WHAT IS BEING ASKED. Without the pictures, copy all the entries below exactly.

DATA FOR THIS EXERCISE.
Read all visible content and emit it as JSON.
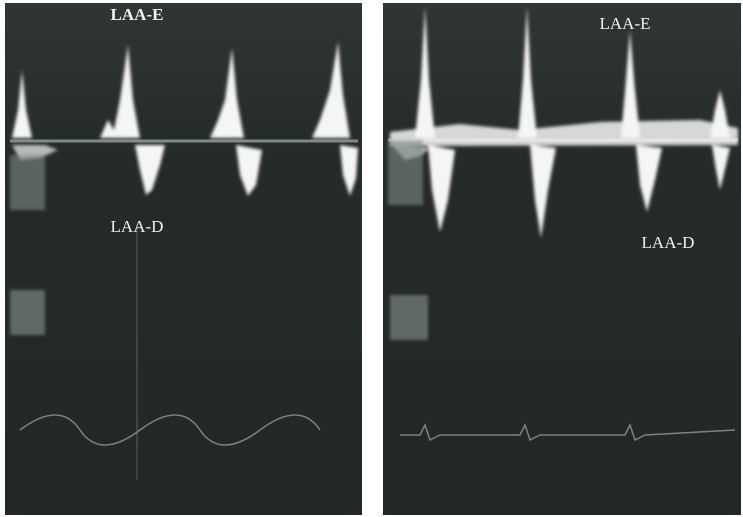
{
  "panels": [
    {
      "top_label": "LAA-E",
      "bottom_label": "LAA-D"
    },
    {
      "top_label": "LAA-E",
      "bottom_label": "LAA-D"
    }
  ]
}
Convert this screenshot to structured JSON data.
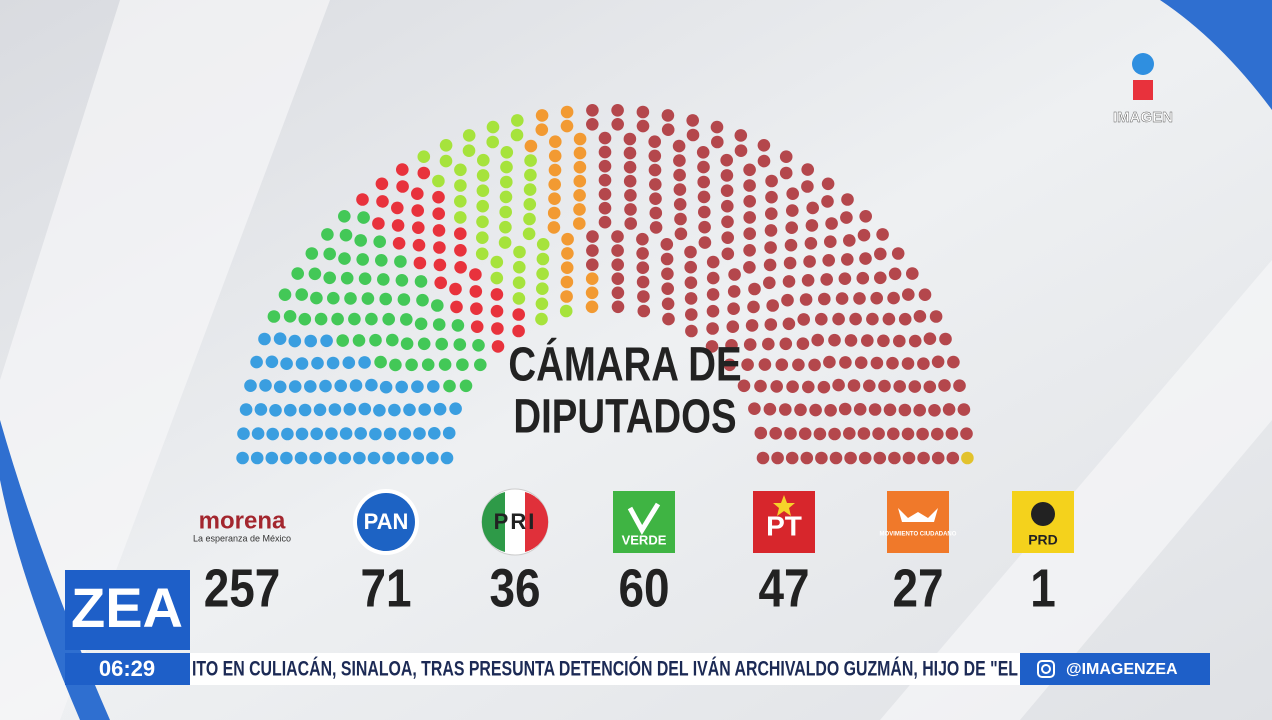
{
  "chart_data": {
    "type": "parliament",
    "title": "CÁMARA DE DIPUTADOS",
    "categories": [
      "morena",
      "PAN",
      "PRI",
      "VERDE",
      "PT",
      "MOVIMIENTO CIUDADANO",
      "PRD"
    ],
    "tagline": "La esperanza de México",
    "values": [
      257,
      71,
      36,
      60,
      47,
      27,
      1
    ],
    "colors": [
      "#b4474c",
      "#3a9ee0",
      "#e8323c",
      "#43c857",
      "#a6e33c",
      "#f29a32",
      "#e2c22c"
    ]
  },
  "broadcast": {
    "network": "IMAGEN",
    "show": "ZEA",
    "time": "06:29",
    "ticker": "ITO EN CULIACÁN, SINALOA, TRAS PRESUNTA DETENCIÓN DEL IVÁN ARCHIVALDO GUZMÁN, HIJO DE \"EL",
    "handle": "@IMAGENZEA"
  }
}
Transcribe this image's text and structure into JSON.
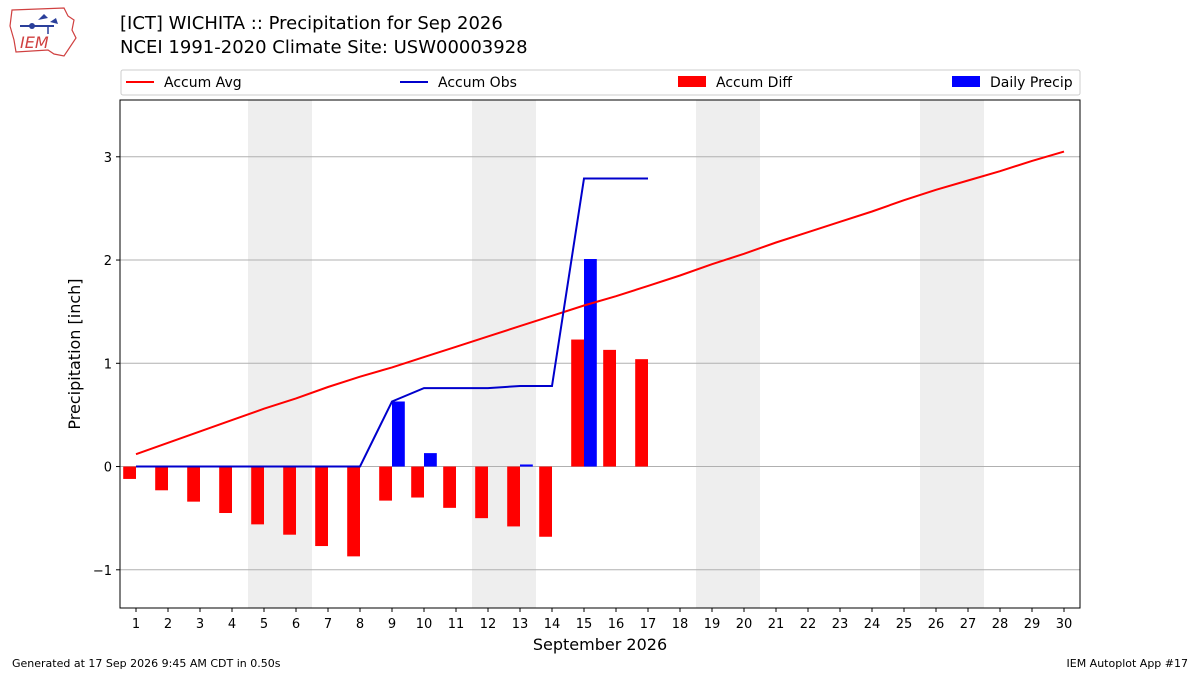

COMPLETED EXERCISE.
Read all visible content and emit it as JSON.
{
  "panels": [
    {
      "top_label": "LAA-E",
      "bottom_label": "LAA-D"
    },
    {
      "top_label": "LAA-E",
      "bottom_label": "LAA-D"
    }
  ]
}
Convert this screenshot to structured JSON data.
{
  "chart_data": {
    "type": "parliament",
    "title": "CÁMARA DE DIPUTADOS",
    "categories": [
      "morena",
      "PAN",
      "PRI",
      "VERDE",
      "PT",
      "MOVIMIENTO CIUDADANO",
      "PRD"
    ],
    "tagline": "La esperanza de México",
    "values": [
      257,
      71,
      36,
      60,
      47,
      27,
      1
    ],
    "colors": [
      "#b4474c",
      "#3a9ee0",
      "#e8323c",
      "#43c857",
      "#a6e33c",
      "#f29a32",
      "#e2c22c"
    ]
  },
  "broadcast": {
    "network": "IMAGEN",
    "show": "ZEA",
    "time": "06:29",
    "ticker": "ITO EN CULIACÁN, SINALOA, TRAS PRESUNTA DETENCIÓN DEL IVÁN ARCHIVALDO GUZMÁN, HIJO DE \"EL",
    "handle": "@IMAGENZEA"
  }
}
Transcribe this image's text and structure into JSON.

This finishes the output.